--- Begin Information given ---

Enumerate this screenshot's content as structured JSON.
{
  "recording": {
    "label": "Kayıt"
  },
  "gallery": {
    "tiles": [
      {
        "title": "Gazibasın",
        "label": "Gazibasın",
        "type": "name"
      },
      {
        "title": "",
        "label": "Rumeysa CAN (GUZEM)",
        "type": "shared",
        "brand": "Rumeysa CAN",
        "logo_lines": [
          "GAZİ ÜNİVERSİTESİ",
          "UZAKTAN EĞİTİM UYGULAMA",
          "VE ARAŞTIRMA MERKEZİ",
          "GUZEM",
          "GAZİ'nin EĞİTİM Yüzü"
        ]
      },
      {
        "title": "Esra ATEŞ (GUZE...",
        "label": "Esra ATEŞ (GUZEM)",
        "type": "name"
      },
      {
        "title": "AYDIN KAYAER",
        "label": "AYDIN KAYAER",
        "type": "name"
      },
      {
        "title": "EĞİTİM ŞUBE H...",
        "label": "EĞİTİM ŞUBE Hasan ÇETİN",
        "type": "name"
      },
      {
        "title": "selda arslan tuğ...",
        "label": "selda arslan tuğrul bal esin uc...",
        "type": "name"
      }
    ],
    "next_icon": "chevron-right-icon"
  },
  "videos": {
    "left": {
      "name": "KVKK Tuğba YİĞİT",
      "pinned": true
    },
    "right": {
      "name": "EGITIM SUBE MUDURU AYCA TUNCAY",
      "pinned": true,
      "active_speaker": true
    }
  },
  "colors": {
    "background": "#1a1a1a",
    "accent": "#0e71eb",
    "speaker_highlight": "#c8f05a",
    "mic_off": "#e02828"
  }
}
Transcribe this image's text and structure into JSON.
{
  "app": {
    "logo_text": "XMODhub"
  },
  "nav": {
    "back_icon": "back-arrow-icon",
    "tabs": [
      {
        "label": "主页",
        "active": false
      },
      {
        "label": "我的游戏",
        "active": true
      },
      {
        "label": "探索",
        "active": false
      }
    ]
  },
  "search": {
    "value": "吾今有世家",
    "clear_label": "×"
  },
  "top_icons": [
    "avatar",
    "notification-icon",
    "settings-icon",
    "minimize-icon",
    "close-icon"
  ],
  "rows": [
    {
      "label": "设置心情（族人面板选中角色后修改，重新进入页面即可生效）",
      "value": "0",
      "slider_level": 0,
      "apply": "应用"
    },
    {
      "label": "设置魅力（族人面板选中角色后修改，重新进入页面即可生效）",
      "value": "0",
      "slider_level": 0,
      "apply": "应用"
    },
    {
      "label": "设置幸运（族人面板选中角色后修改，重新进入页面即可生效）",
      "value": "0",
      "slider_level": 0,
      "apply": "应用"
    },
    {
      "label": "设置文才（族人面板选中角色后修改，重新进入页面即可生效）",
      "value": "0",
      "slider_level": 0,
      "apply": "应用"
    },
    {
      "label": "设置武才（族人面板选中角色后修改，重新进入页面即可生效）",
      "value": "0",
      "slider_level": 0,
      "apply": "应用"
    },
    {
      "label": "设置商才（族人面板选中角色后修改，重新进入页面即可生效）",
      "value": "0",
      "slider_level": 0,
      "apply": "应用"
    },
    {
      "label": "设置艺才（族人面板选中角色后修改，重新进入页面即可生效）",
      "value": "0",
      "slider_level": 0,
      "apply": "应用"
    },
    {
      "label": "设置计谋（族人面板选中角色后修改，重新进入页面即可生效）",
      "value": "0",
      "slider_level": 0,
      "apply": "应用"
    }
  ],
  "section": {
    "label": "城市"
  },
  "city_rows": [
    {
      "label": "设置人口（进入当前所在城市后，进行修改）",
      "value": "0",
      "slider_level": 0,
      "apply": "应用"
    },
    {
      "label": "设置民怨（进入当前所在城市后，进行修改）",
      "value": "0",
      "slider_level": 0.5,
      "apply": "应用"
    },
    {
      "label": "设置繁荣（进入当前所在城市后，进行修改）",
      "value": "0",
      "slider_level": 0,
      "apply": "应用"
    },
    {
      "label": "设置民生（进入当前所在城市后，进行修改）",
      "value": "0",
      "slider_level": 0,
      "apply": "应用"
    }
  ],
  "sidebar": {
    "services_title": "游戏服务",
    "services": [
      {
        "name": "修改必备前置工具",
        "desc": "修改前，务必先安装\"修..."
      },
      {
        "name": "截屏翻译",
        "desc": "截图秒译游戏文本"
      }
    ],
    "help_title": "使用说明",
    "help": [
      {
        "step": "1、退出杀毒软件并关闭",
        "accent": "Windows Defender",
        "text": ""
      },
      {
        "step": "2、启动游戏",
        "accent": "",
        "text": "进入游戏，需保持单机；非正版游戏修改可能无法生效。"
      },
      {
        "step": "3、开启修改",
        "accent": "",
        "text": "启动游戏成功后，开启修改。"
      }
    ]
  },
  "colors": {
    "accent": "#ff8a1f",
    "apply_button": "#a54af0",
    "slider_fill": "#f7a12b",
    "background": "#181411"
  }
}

--- End Information given ---

> Task statement: Output the whole listing above again, word for word.

> Response below:
Enumerate this screenshot's content as structured JSON.
{
  "recording": {
    "label": "Kayıt"
  },
  "gallery": {
    "tiles": [
      {
        "title": "Gazibasın",
        "label": "Gazibasın",
        "type": "name"
      },
      {
        "title": "",
        "label": "Rumeysa CAN (GUZEM)",
        "type": "shared",
        "brand": "Rumeysa CAN",
        "logo_lines": [
          "GAZİ ÜNİVERSİTESİ",
          "UZAKTAN EĞİTİM UYGULAMA",
          "VE ARAŞTIRMA MERKEZİ",
          "GUZEM",
          "GAZİ'nin EĞİTİM Yüzü"
        ]
      },
      {
        "title": "Esra ATEŞ (GUZE...",
        "label": "Esra ATEŞ (GUZEM)",
        "type": "name"
      },
      {
        "title": "AYDIN KAYAER",
        "label": "AYDIN KAYAER",
        "type": "name"
      },
      {
        "title": "EĞİTİM ŞUBE H...",
        "label": "EĞİTİM ŞUBE Hasan ÇETİN",
        "type": "name"
      },
      {
        "title": "selda arslan tuğ...",
        "label": "selda arslan tuğrul bal esin uc...",
        "type": "name"
      }
    ],
    "next_icon": "chevron-right-icon"
  },
  "videos": {
    "left": {
      "name": "KVKK Tuğba YİĞİT",
      "pinned": true
    },
    "right": {
      "name": "EGITIM SUBE MUDURU AYCA TUNCAY",
      "pinned": true,
      "active_speaker": true
    }
  },
  "colors": {
    "background": "#1a1a1a",
    "accent": "#0e71eb",
    "speaker_highlight": "#c8f05a",
    "mic_off": "#e02828"
  }
}
Transcribe this image's text and structure into JSON.
{
  "app": {
    "logo_text": "XMODhub"
  },
  "nav": {
    "back_icon": "back-arrow-icon",
    "tabs": [
      {
        "label": "主页",
        "active": false
      },
      {
        "label": "我的游戏",
        "active": true
      },
      {
        "label": "探索",
        "active": false
      }
    ]
  },
  "search": {
    "value": "吾今有世家",
    "clear_label": "×"
  },
  "top_icons": [
    "avatar",
    "notification-icon",
    "settings-icon",
    "minimize-icon",
    "close-icon"
  ],
  "rows": [
    {
      "label": "设置心情（族人面板选中角色后修改，重新进入页面即可生效）",
      "value": "0",
      "slider_level": 0,
      "apply": "应用"
    },
    {
      "label": "设置魅力（族人面板选中角色后修改，重新进入页面即可生效）",
      "value": "0",
      "slider_level": 0,
      "apply": "应用"
    },
    {
      "label": "设置幸运（族人面板选中角色后修改，重新进入页面即可生效）",
      "value": "0",
      "slider_level": 0,
      "apply": "应用"
    },
    {
      "label": "设置文才（族人面板选中角色后修改，重新进入页面即可生效）",
      "value": "0",
      "slider_level": 0,
      "apply": "应用"
    },
    {
      "label": "设置武才（族人面板选中角色后修改，重新进入页面即可生效）",
      "value": "0",
      "slider_level": 0,
      "apply": "应用"
    },
    {
      "label": "设置商才（族人面板选中角色后修改，重新进入页面即可生效）",
      "value": "0",
      "slider_level": 0,
      "apply": "应用"
    },
    {
      "label": "设置艺才（族人面板选中角色后修改，重新进入页面即可生效）",
      "value": "0",
      "slider_level": 0,
      "apply": "应用"
    },
    {
      "label": "设置计谋（族人面板选中角色后修改，重新进入页面即可生效）",
      "value": "0",
      "slider_level": 0,
      "apply": "应用"
    }
  ],
  "section": {
    "label": "城市"
  },
  "city_rows": [
    {
      "label": "设置人口（进入当前所在城市后，进行修改）",
      "value": "0",
      "slider_level": 0,
      "apply": "应用"
    },
    {
      "label": "设置民怨（进入当前所在城市后，进行修改）",
      "value": "0",
      "slider_level": 0.5,
      "apply": "应用"
    },
    {
      "label": "设置繁荣（进入当前所在城市后，进行修改）",
      "value": "0",
      "slider_level": 0,
      "apply": "应用"
    },
    {
      "label": "设置民生（进入当前所在城市后，进行修改）",
      "value": "0",
      "slider_level": 0,
      "apply": "应用"
    }
  ],
  "sidebar": {
    "services_title": "游戏服务",
    "services": [
      {
        "name": "修改必备前置工具",
        "desc": "修改前，务必先安装\"修..."
      },
      {
        "name": "截屏翻译",
        "desc": "截图秒译游戏文本"
      }
    ],
    "help_title": "使用说明",
    "help": [
      {
        "step": "1、退出杀毒软件并关闭",
        "accent": "Windows Defender",
        "text": ""
      },
      {
        "step": "2、启动游戏",
        "accent": "",
        "text": "进入游戏，需保持单机；非正版游戏修改可能无法生效。"
      },
      {
        "step": "3、开启修改",
        "accent": "",
        "text": "启动游戏成功后，开启修改。"
      }
    ]
  },
  "colors": {
    "accent": "#ff8a1f",
    "apply_button": "#a54af0",
    "slider_fill": "#f7a12b",
    "background": "#181411"
  }
}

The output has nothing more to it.